RAW DATA:
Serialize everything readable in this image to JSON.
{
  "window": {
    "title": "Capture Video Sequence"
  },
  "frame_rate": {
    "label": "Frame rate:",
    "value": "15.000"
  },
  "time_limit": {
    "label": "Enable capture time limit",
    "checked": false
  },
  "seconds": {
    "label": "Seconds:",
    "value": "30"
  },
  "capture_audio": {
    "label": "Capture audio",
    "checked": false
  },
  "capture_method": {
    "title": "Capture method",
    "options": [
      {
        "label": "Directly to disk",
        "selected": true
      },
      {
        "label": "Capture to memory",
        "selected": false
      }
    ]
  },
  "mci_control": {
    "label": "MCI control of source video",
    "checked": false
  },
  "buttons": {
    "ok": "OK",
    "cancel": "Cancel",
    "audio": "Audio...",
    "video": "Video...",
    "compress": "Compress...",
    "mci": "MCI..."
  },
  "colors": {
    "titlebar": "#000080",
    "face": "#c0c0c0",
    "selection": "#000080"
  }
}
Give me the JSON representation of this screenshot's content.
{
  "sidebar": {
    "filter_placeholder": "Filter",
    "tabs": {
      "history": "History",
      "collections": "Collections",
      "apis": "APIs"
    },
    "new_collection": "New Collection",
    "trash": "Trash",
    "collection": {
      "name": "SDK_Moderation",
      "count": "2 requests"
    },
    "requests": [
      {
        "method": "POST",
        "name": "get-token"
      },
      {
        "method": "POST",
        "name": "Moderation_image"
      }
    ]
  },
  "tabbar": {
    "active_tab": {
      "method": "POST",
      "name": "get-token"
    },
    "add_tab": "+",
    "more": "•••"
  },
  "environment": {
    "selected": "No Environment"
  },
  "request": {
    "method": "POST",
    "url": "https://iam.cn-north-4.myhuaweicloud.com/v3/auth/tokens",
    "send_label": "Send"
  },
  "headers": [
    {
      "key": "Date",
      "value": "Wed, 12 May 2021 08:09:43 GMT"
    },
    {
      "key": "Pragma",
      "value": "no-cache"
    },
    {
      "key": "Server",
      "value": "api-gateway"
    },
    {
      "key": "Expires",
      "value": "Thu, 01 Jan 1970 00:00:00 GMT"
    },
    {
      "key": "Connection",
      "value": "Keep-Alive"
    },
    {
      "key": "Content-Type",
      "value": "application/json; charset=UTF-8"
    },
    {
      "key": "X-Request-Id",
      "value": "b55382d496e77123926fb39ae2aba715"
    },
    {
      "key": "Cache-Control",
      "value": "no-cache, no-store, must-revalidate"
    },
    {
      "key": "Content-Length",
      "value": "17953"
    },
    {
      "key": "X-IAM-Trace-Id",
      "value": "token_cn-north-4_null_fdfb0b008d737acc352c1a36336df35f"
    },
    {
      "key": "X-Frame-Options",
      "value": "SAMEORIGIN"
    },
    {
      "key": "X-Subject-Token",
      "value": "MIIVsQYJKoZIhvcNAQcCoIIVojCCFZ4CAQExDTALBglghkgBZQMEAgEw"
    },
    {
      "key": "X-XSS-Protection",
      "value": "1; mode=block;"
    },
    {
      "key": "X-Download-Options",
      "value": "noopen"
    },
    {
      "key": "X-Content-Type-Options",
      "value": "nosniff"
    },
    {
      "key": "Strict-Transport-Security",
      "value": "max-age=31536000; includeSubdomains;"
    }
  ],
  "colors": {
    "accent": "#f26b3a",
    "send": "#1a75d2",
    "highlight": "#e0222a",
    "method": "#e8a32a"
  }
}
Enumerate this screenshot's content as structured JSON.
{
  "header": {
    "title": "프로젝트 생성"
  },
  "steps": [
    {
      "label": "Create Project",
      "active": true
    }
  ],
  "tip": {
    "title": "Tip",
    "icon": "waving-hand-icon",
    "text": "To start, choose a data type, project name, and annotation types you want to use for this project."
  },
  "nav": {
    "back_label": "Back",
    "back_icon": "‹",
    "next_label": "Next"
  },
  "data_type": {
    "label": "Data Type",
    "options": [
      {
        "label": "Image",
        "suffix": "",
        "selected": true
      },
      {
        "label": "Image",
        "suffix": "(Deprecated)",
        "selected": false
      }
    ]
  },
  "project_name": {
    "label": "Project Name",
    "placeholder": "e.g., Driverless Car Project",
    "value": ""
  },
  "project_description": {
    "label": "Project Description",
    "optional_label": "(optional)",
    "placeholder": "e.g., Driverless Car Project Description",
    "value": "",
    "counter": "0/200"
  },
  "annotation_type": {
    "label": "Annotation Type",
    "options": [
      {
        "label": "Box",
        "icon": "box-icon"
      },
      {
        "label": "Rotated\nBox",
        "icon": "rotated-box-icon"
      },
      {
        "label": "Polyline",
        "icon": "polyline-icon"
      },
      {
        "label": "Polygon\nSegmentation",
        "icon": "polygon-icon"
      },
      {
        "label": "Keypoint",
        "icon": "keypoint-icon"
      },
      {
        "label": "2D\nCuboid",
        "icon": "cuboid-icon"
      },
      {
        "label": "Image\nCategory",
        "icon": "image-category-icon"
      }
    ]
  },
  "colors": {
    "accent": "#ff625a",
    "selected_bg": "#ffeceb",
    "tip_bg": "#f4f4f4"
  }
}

REQUIREMENT: Quote the entire listing above exactly.

RESULT OF THE TASK:
Serialize everything readable in this image to JSON.
{
  "window": {
    "title": "Capture Video Sequence"
  },
  "frame_rate": {
    "label": "Frame rate:",
    "value": "15.000"
  },
  "time_limit": {
    "label": "Enable capture time limit",
    "checked": false
  },
  "seconds": {
    "label": "Seconds:",
    "value": "30"
  },
  "capture_audio": {
    "label": "Capture audio",
    "checked": false
  },
  "capture_method": {
    "title": "Capture method",
    "options": [
      {
        "label": "Directly to disk",
        "selected": true
      },
      {
        "label": "Capture to memory",
        "selected": false
      }
    ]
  },
  "mci_control": {
    "label": "MCI control of source video",
    "checked": false
  },
  "buttons": {
    "ok": "OK",
    "cancel": "Cancel",
    "audio": "Audio...",
    "video": "Video...",
    "compress": "Compress...",
    "mci": "MCI..."
  },
  "colors": {
    "titlebar": "#000080",
    "face": "#c0c0c0",
    "selection": "#000080"
  }
}
Give me the JSON representation of this screenshot's content.
{
  "sidebar": {
    "filter_placeholder": "Filter",
    "tabs": {
      "history": "History",
      "collections": "Collections",
      "apis": "APIs"
    },
    "new_collection": "New Collection",
    "trash": "Trash",
    "collection": {
      "name": "SDK_Moderation",
      "count": "2 requests"
    },
    "requests": [
      {
        "method": "POST",
        "name": "get-token"
      },
      {
        "method": "POST",
        "name": "Moderation_image"
      }
    ]
  },
  "tabbar": {
    "active_tab": {
      "method": "POST",
      "name": "get-token"
    },
    "add_tab": "+",
    "more": "•••"
  },
  "environment": {
    "selected": "No Environment"
  },
  "request": {
    "method": "POST",
    "url": "https://iam.cn-north-4.myhuaweicloud.com/v3/auth/tokens",
    "send_label": "Send"
  },
  "headers": [
    {
      "key": "Date",
      "value": "Wed, 12 May 2021 08:09:43 GMT"
    },
    {
      "key": "Pragma",
      "value": "no-cache"
    },
    {
      "key": "Server",
      "value": "api-gateway"
    },
    {
      "key": "Expires",
      "value": "Thu, 01 Jan 1970 00:00:00 GMT"
    },
    {
      "key": "Connection",
      "value": "Keep-Alive"
    },
    {
      "key": "Content-Type",
      "value": "application/json; charset=UTF-8"
    },
    {
      "key": "X-Request-Id",
      "value": "b55382d496e77123926fb39ae2aba715"
    },
    {
      "key": "Cache-Control",
      "value": "no-cache, no-store, must-revalidate"
    },
    {
      "key": "Content-Length",
      "value": "17953"
    },
    {
      "key": "X-IAM-Trace-Id",
      "value": "token_cn-north-4_null_fdfb0b008d737acc352c1a36336df35f"
    },
    {
      "key": "X-Frame-Options",
      "value": "SAMEORIGIN"
    },
    {
      "key": "X-Subject-Token",
      "value": "MIIVsQYJKoZIhvcNAQcCoIIVojCCFZ4CAQExDTALBglghkgBZQMEAgEw"
    },
    {
      "key": "X-XSS-Protection",
      "value": "1; mode=block;"
    },
    {
      "key": "X-Download-Options",
      "value": "noopen"
    },
    {
      "key": "X-Content-Type-Options",
      "value": "nosniff"
    },
    {
      "key": "Strict-Transport-Security",
      "value": "max-age=31536000; includeSubdomains;"
    }
  ],
  "colors": {
    "accent": "#f26b3a",
    "send": "#1a75d2",
    "highlight": "#e0222a",
    "method": "#e8a32a"
  }
}
Enumerate this screenshot's content as structured JSON.
{
  "header": {
    "title": "프로젝트 생성"
  },
  "steps": [
    {
      "label": "Create Project",
      "active": true
    }
  ],
  "tip": {
    "title": "Tip",
    "icon": "waving-hand-icon",
    "text": "To start, choose a data type, project name, and annotation types you want to use for this project."
  },
  "nav": {
    "back_label": "Back",
    "back_icon": "‹",
    "next_label": "Next"
  },
  "data_type": {
    "label": "Data Type",
    "options": [
      {
        "label": "Image",
        "suffix": "",
        "selected": true
      },
      {
        "label": "Image",
        "suffix": "(Deprecated)",
        "selected": false
      }
    ]
  },
  "project_name": {
    "label": "Project Name",
    "placeholder": "e.g., Driverless Car Project",
    "value": ""
  },
  "project_description": {
    "label": "Project Description",
    "optional_label": "(optional)",
    "placeholder": "e.g., Driverless Car Project Description",
    "value": "",
    "counter": "0/200"
  },
  "annotation_type": {
    "label": "Annotation Type",
    "options": [
      {
        "label": "Box",
        "icon": "box-icon"
      },
      {
        "label": "Rotated\nBox",
        "icon": "rotated-box-icon"
      },
      {
        "label": "Polyline",
        "icon": "polyline-icon"
      },
      {
        "label": "Polygon\nSegmentation",
        "icon": "polygon-icon"
      },
      {
        "label": "Keypoint",
        "icon": "keypoint-icon"
      },
      {
        "label": "2D\nCuboid",
        "icon": "cuboid-icon"
      },
      {
        "label": "Image\nCategory",
        "icon": "image-category-icon"
      }
    ]
  },
  "colors": {
    "accent": "#ff625a",
    "selected_bg": "#ffeceb",
    "tip_bg": "#f4f4f4"
  }
}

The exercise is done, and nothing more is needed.